Requirement – The records below are to be quoted in full; please keep every word exact.

Data supplied –
..............................

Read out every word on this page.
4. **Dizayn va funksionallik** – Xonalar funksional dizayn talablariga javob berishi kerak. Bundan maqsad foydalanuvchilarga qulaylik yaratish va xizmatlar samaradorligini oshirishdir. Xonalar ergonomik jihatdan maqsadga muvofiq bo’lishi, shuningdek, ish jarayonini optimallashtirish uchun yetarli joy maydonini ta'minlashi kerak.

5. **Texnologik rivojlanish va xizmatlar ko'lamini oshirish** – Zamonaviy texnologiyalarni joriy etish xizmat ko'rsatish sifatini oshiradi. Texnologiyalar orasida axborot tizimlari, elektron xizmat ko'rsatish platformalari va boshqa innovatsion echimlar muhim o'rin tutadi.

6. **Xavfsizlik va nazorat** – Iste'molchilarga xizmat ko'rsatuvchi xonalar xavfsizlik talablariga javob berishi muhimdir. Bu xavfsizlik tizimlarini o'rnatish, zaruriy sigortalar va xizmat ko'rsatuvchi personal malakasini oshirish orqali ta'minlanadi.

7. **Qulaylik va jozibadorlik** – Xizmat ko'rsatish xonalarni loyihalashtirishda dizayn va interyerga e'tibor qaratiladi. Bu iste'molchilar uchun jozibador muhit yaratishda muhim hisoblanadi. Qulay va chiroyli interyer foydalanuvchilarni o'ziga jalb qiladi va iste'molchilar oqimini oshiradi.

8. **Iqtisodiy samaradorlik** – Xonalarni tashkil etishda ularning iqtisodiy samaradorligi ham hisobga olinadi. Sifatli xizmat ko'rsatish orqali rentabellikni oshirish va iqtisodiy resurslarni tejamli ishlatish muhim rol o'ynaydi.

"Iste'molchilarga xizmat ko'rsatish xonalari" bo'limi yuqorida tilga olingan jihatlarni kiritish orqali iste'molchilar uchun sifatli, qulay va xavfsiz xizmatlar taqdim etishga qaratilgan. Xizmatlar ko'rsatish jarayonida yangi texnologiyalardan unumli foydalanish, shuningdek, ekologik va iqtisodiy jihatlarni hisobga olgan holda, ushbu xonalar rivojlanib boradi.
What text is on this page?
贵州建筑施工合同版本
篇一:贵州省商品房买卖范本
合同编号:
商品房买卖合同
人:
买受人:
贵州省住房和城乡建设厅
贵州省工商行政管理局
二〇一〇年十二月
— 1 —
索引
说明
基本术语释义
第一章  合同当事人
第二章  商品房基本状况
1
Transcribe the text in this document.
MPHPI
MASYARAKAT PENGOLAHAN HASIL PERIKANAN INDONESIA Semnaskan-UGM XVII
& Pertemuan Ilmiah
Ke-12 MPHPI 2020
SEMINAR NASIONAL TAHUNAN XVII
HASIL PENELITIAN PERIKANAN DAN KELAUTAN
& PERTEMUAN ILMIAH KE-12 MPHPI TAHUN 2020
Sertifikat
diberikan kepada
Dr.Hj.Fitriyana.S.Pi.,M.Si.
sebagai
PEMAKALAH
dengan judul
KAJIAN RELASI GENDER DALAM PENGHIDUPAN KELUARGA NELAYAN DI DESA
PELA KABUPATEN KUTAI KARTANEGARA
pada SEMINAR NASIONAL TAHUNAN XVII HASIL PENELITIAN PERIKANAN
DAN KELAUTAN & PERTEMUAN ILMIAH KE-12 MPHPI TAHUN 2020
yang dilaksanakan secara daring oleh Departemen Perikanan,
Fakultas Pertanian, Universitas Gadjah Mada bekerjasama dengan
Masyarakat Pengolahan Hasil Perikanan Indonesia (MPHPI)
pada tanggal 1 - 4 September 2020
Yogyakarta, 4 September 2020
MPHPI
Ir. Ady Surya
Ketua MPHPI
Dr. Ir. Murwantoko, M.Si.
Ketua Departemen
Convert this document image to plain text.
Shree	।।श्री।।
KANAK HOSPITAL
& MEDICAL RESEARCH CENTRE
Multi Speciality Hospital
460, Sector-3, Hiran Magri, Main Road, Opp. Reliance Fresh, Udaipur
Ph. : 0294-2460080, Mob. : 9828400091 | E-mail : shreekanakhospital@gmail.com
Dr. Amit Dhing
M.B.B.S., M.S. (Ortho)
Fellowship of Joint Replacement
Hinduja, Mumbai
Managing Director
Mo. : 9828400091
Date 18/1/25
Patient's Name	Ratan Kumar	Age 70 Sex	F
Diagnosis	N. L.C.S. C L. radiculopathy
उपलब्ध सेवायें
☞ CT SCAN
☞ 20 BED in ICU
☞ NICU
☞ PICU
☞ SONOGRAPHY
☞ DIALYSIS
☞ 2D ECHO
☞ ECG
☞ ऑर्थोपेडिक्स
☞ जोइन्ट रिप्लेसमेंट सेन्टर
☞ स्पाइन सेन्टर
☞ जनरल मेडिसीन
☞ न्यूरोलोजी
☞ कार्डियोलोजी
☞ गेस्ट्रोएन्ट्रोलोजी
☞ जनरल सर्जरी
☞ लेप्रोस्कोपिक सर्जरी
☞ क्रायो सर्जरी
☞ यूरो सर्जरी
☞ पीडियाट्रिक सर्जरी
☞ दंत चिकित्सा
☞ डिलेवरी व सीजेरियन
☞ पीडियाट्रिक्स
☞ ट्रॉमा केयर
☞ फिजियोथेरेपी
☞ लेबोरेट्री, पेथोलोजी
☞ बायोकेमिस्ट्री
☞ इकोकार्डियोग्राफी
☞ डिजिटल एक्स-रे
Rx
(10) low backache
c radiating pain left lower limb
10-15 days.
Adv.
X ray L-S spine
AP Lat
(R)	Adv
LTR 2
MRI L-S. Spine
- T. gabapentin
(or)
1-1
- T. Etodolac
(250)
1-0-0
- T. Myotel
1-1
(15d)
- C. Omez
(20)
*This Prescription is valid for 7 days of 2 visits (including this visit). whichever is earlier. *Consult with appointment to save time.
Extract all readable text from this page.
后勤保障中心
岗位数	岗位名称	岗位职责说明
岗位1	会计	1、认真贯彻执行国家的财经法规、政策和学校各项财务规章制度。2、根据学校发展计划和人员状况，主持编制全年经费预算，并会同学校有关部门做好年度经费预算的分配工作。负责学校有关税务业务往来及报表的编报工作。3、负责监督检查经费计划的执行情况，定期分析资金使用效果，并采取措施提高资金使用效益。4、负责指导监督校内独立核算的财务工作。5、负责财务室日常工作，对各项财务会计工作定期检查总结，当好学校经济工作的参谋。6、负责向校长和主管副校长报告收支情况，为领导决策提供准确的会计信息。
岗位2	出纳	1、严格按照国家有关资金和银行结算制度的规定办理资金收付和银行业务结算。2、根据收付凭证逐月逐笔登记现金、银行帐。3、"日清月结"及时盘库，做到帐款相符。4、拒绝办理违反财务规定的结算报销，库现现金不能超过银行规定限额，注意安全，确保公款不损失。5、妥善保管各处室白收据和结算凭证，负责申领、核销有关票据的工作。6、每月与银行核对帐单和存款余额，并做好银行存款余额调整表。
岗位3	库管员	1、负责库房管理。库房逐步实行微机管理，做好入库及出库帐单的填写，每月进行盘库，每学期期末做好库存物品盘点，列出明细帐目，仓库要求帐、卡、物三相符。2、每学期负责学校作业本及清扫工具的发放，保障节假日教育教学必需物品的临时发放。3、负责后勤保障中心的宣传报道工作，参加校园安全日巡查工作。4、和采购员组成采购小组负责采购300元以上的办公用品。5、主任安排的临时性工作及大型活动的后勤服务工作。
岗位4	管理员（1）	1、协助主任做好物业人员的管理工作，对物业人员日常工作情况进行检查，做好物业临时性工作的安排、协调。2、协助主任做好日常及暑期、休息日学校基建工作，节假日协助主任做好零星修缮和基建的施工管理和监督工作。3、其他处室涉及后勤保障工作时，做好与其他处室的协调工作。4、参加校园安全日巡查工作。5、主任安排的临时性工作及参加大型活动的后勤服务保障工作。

..............................

The response –
Read out every word on this page.
4. **Dizayn va funksionallik** – Xonalar funksional dizayn talablariga javob berishi kerak. Bundan maqsad foydalanuvchilarga qulaylik yaratish va xizmatlar samaradorligini oshirishdir. Xonalar ergonomik jihatdan maqsadga muvofiq bo’lishi, shuningdek, ish jarayonini optimallashtirish uchun yetarli joy maydonini ta'minlashi kerak.

5. **Texnologik rivojlanish va xizmatlar ko'lamini oshirish** – Zamonaviy texnologiyalarni joriy etish xizmat ko'rsatish sifatini oshiradi. Texnologiyalar orasida axborot tizimlari, elektron xizmat ko'rsatish platformalari va boshqa innovatsion echimlar muhim o'rin tutadi.

6. **Xavfsizlik va nazorat** – Iste'molchilarga xizmat ko'rsatuvchi xonalar xavfsizlik talablariga javob berishi muhimdir. Bu xavfsizlik tizimlarini o'rnatish, zaruriy sigortalar va xizmat ko'rsatuvchi personal malakasini oshirish orqali ta'minlanadi.

7. **Qulaylik va jozibadorlik** – Xizmat ko'rsatish xonalarni loyihalashtirishda dizayn va interyerga e'tibor qaratiladi. Bu iste'molchilar uchun jozibador muhit yaratishda muhim hisoblanadi. Qulay va chiroyli interyer foydalanuvchilarni o'ziga jalb qiladi va iste'molchilar oqimini oshiradi.

8. **Iqtisodiy samaradorlik** – Xonalarni tashkil etishda ularning iqtisodiy samaradorligi ham hisobga olinadi. Sifatli xizmat ko'rsatish orqali rentabellikni oshirish va iqtisodiy resurslarni tejamli ishlatish muhim rol o'ynaydi.

"Iste'molchilarga xizmat ko'rsatish xonalari" bo'limi yuqorida tilga olingan jihatlarni kiritish orqali iste'molchilar uchun sifatli, qulay va xavfsiz xizmatlar taqdim etishga qaratilgan. Xizmatlar ko'rsatish jarayonida yangi texnologiyalardan unumli foydalanish, shuningdek, ekologik va iqtisodiy jihatlarni hisobga olgan holda, ushbu xonalar rivojlanib boradi.
What text is on this page?
贵州建筑施工合同版本
篇一:贵州省商品房买卖范本
合同编号:
商品房买卖合同
人:
买受人:
贵州省住房和城乡建设厅
贵州省工商行政管理局
二〇一〇年十二月
— 1 —
索引
说明
基本术语释义
第一章  合同当事人
第二章  商品房基本状况
1
Transcribe the text in this document.
MPHPI
MASYARAKAT PENGOLAHAN HASIL PERIKANAN INDONESIA Semnaskan-UGM XVII
& Pertemuan Ilmiah
Ke-12 MPHPI 2020
SEMINAR NASIONAL TAHUNAN XVII
HASIL PENELITIAN PERIKANAN DAN KELAUTAN
& PERTEMUAN ILMIAH KE-12 MPHPI TAHUN 2020
Sertifikat
diberikan kepada
Dr.Hj.Fitriyana.S.Pi.,M.Si.
sebagai
PEMAKALAH
dengan judul
KAJIAN RELASI GENDER DALAM PENGHIDUPAN KELUARGA NELAYAN DI DESA
PELA KABUPATEN KUTAI KARTANEGARA
pada SEMINAR NASIONAL TAHUNAN XVII HASIL PENELITIAN PERIKANAN
DAN KELAUTAN & PERTEMUAN ILMIAH KE-12 MPHPI TAHUN 2020
yang dilaksanakan secara daring oleh Departemen Perikanan,
Fakultas Pertanian, Universitas Gadjah Mada bekerjasama dengan
Masyarakat Pengolahan Hasil Perikanan Indonesia (MPHPI)
pada tanggal 1 - 4 September 2020
Yogyakarta, 4 September 2020
MPHPI
Ir. Ady Surya
Ketua MPHPI
Dr. Ir. Murwantoko, M.Si.
Ketua Departemen
Convert this document image to plain text.
Shree	।।श्री।।
KANAK HOSPITAL
& MEDICAL RESEARCH CENTRE
Multi Speciality Hospital
460, Sector-3, Hiran Magri, Main Road, Opp. Reliance Fresh, Udaipur
Ph. : 0294-2460080, Mob. : 9828400091 | E-mail : shreekanakhospital@gmail.com
Dr. Amit Dhing
M.B.B.S., M.S. (Ortho)
Fellowship of Joint Replacement
Hinduja, Mumbai
Managing Director
Mo. : 9828400091
Date 18/1/25
Patient's Name	Ratan Kumar	Age 70 Sex	F
Diagnosis	N. L.C.S. C L. radiculopathy
उपलब्ध सेवायें
☞ CT SCAN
☞ 20 BED in ICU
☞ NICU
☞ PICU
☞ SONOGRAPHY
☞ DIALYSIS
☞ 2D ECHO
☞ ECG
☞ ऑर्थोपेडिक्स
☞ जोइन्ट रिप्लेसमेंट सेन्टर
☞ स्पाइन सेन्टर
☞ जनरल मेडिसीन
☞ न्यूरोलोजी
☞ कार्डियोलोजी
☞ गेस्ट्रोएन्ट्रोलोजी
☞ जनरल सर्जरी
☞ लेप्रोस्कोपिक सर्जरी
☞ क्रायो सर्जरी
☞ यूरो सर्जरी
☞ पीडियाट्रिक सर्जरी
☞ दंत चिकित्सा
☞ डिलेवरी व सीजेरियन
☞ पीडियाट्रिक्स
☞ ट्रॉमा केयर
☞ फिजियोथेरेपी
☞ लेबोरेट्री, पेथोलोजी
☞ बायोकेमिस्ट्री
☞ इकोकार्डियोग्राफी
☞ डिजिटल एक्स-रे
Rx
(10) low backache
c radiating pain left lower limb
10-15 days.
Adv.
X ray L-S spine
AP Lat
(R)	Adv
LTR 2
MRI L-S. Spine
- T. gabapentin
(or)
1-1
- T. Etodolac
(250)
1-0-0
- T. Myotel
1-1
(15d)
- C. Omez
(20)
*This Prescription is valid for 7 days of 2 visits (including this visit). whichever is earlier. *Consult with appointment to save time.
Extract all readable text from this page.
后勤保障中心
岗位数	岗位名称	岗位职责说明
岗位1	会计	1、认真贯彻执行国家的财经法规、政策和学校各项财务规章制度。2、根据学校发展计划和人员状况，主持编制全年经费预算，并会同学校有关部门做好年度经费预算的分配工作。负责学校有关税务业务往来及报表的编报工作。3、负责监督检查经费计划的执行情况，定期分析资金使用效果，并采取措施提高资金使用效益。4、负责指导监督校内独立核算的财务工作。5、负责财务室日常工作，对各项财务会计工作定期检查总结，当好学校经济工作的参谋。6、负责向校长和主管副校长报告收支情况，为领导决策提供准确的会计信息。
岗位2	出纳	1、严格按照国家有关资金和银行结算制度的规定办理资金收付和银行业务结算。2、根据收付凭证逐月逐笔登记现金、银行帐。3、"日清月结"及时盘库，做到帐款相符。4、拒绝办理违反财务规定的结算报销，库现现金不能超过银行规定限额，注意安全，确保公款不损失。5、妥善保管各处室白收据和结算凭证，负责申领、核销有关票据的工作。6、每月与银行核对帐单和存款余额，并做好银行存款余额调整表。
岗位3	库管员	1、负责库房管理。库房逐步实行微机管理，做好入库及出库帐单的填写，每月进行盘库，每学期期末做好库存物品盘点，列出明细帐目，仓库要求帐、卡、物三相符。2、每学期负责学校作业本及清扫工具的发放，保障节假日教育教学必需物品的临时发放。3、负责后勤保障中心的宣传报道工作，参加校园安全日巡查工作。4、和采购员组成采购小组负责采购300元以上的办公用品。5、主任安排的临时性工作及大型活动的后勤服务工作。
岗位4	管理员（1）	1、协助主任做好物业人员的管理工作，对物业人员日常工作情况进行检查，做好物业临时性工作的安排、协调。2、协助主任做好日常及暑期、休息日学校基建工作，节假日协助主任做好零星修缮和基建的施工管理和监督工作。3、其他处室涉及后勤保障工作时，做好与其他处室的协调工作。4、参加校园安全日巡查工作。5、主任安排的临时性工作及参加大型活动的后勤服务保障工作。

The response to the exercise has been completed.